Stored records
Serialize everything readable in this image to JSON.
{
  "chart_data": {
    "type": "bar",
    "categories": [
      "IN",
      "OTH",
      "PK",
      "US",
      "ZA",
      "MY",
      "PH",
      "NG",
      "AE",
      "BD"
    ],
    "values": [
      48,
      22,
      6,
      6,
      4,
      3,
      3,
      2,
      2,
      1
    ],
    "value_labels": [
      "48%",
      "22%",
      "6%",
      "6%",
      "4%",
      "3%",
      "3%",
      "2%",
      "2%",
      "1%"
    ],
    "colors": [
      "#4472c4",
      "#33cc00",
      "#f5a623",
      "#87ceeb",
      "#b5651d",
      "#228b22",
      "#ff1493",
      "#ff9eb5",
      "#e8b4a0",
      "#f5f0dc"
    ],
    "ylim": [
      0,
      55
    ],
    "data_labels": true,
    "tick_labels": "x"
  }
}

WHAT YOU ARE ASKED TO DO: Set out the complete listing exactly as shown.

COMPLETED TASK:
Serialize everything readable in this image to JSON.
{
  "chart_data": {
    "type": "bar",
    "categories": [
      "IN",
      "OTH",
      "PK",
      "US",
      "ZA",
      "MY",
      "PH",
      "NG",
      "AE",
      "BD"
    ],
    "values": [
      48,
      22,
      6,
      6,
      4,
      3,
      3,
      2,
      2,
      1
    ],
    "value_labels": [
      "48%",
      "22%",
      "6%",
      "6%",
      "4%",
      "3%",
      "3%",
      "2%",
      "2%",
      "1%"
    ],
    "colors": [
      "#4472c4",
      "#33cc00",
      "#f5a623",
      "#87ceeb",
      "#b5651d",
      "#228b22",
      "#ff1493",
      "#ff9eb5",
      "#e8b4a0",
      "#f5f0dc"
    ],
    "ylim": [
      0,
      55
    ],
    "data_labels": true,
    "tick_labels": "x"
  }
}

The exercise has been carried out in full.